[Dataset items]
————————
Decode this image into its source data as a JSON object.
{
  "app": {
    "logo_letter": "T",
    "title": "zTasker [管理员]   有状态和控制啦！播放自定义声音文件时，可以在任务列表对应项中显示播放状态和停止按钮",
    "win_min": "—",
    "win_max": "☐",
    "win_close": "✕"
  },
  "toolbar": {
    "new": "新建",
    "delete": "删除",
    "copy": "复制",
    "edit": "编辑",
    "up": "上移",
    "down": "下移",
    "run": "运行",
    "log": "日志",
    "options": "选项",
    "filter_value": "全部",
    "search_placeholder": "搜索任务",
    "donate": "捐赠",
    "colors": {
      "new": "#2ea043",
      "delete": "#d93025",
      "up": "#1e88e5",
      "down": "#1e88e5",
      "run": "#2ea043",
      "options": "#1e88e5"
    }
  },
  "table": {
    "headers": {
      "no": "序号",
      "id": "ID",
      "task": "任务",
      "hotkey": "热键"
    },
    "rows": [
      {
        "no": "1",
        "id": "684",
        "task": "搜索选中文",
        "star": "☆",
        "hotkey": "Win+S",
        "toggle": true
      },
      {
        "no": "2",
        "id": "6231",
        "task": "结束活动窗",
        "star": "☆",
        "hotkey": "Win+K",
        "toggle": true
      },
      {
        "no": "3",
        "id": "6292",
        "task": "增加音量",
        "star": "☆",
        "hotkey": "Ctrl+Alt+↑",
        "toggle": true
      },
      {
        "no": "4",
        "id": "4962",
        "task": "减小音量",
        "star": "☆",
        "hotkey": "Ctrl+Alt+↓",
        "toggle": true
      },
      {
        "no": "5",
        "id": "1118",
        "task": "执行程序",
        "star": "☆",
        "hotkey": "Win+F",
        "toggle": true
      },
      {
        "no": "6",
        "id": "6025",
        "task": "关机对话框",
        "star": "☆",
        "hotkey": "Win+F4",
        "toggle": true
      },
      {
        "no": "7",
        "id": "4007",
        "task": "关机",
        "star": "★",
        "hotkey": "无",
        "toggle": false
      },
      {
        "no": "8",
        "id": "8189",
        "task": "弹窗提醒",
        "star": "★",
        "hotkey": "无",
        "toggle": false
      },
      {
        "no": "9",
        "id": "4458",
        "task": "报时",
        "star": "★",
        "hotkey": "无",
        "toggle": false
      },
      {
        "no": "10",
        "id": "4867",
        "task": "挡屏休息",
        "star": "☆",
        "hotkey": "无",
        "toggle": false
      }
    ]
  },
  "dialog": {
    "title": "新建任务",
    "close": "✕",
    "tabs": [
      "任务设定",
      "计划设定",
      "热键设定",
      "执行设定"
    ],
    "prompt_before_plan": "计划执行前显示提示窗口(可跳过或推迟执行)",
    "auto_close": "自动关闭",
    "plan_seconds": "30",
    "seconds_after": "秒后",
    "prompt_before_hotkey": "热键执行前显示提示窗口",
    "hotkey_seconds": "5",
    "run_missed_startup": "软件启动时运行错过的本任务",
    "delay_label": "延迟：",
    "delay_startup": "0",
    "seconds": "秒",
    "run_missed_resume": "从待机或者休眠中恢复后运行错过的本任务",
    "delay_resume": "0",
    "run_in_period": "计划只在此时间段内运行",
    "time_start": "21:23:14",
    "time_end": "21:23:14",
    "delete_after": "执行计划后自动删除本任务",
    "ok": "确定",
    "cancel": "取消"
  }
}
————————
■ **REQUIRED WORK**: Type out the entries again, word for word.

■ **RESULT OF THIS EXERCISE**:
Decode this image into its source data as a JSON object.
{
  "app": {
    "logo_letter": "T",
    "title": "zTasker [管理员]   有状态和控制啦！播放自定义声音文件时，可以在任务列表对应项中显示播放状态和停止按钮",
    "win_min": "—",
    "win_max": "☐",
    "win_close": "✕"
  },
  "toolbar": {
    "new": "新建",
    "delete": "删除",
    "copy": "复制",
    "edit": "编辑",
    "up": "上移",
    "down": "下移",
    "run": "运行",
    "log": "日志",
    "options": "选项",
    "filter_value": "全部",
    "search_placeholder": "搜索任务",
    "donate": "捐赠",
    "colors": {
      "new": "#2ea043",
      "delete": "#d93025",
      "up": "#1e88e5",
      "down": "#1e88e5",
      "run": "#2ea043",
      "options": "#1e88e5"
    }
  },
  "table": {
    "headers": {
      "no": "序号",
      "id": "ID",
      "task": "任务",
      "hotkey": "热键"
    },
    "rows": [
      {
        "no": "1",
        "id": "684",
        "task": "搜索选中文",
        "star": "☆",
        "hotkey": "Win+S",
        "toggle": true
      },
      {
        "no": "2",
        "id": "6231",
        "task": "结束活动窗",
        "star": "☆",
        "hotkey": "Win+K",
        "toggle": true
      },
      {
        "no": "3",
        "id": "6292",
        "task": "增加音量",
        "star": "☆",
        "hotkey": "Ctrl+Alt+↑",
        "toggle": true
      },
      {
        "no": "4",
        "id": "4962",
        "task": "减小音量",
        "star": "☆",
        "hotkey": "Ctrl+Alt+↓",
        "toggle": true
      },
      {
        "no": "5",
        "id": "1118",
        "task": "执行程序",
        "star": "☆",
        "hotkey": "Win+F",
        "toggle": true
      },
      {
        "no": "6",
        "id": "6025",
        "task": "关机对话框",
        "star": "☆",
        "hotkey": "Win+F4",
        "toggle": true
      },
      {
        "no": "7",
        "id": "4007",
        "task": "关机",
        "star": "★",
        "hotkey": "无",
        "toggle": false
      },
      {
        "no": "8",
        "id": "8189",
        "task": "弹窗提醒",
        "star": "★",
        "hotkey": "无",
        "toggle": false
      },
      {
        "no": "9",
        "id": "4458",
        "task": "报时",
        "star": "★",
        "hotkey": "无",
        "toggle": false
      },
      {
        "no": "10",
        "id": "4867",
        "task": "挡屏休息",
        "star": "☆",
        "hotkey": "无",
        "toggle": false
      }
    ]
  },
  "dialog": {
    "title": "新建任务",
    "close": "✕",
    "tabs": [
      "任务设定",
      "计划设定",
      "热键设定",
      "执行设定"
    ],
    "prompt_before_plan": "计划执行前显示提示窗口(可跳过或推迟执行)",
    "auto_close": "自动关闭",
    "plan_seconds": "30",
    "seconds_after": "秒后",
    "prompt_before_hotkey": "热键执行前显示提示窗口",
    "hotkey_seconds": "5",
    "run_missed_startup": "软件启动时运行错过的本任务",
    "delay_label": "延迟：",
    "delay_startup": "0",
    "seconds": "秒",
    "run_missed_resume": "从待机或者休眠中恢复后运行错过的本任务",
    "delay_resume": "0",
    "run_in_period": "计划只在此时间段内运行",
    "time_start": "21:23:14",
    "time_end": "21:23:14",
    "delete_after": "执行计划后自动删除本任务",
    "ok": "确定",
    "cancel": "取消"
  }
}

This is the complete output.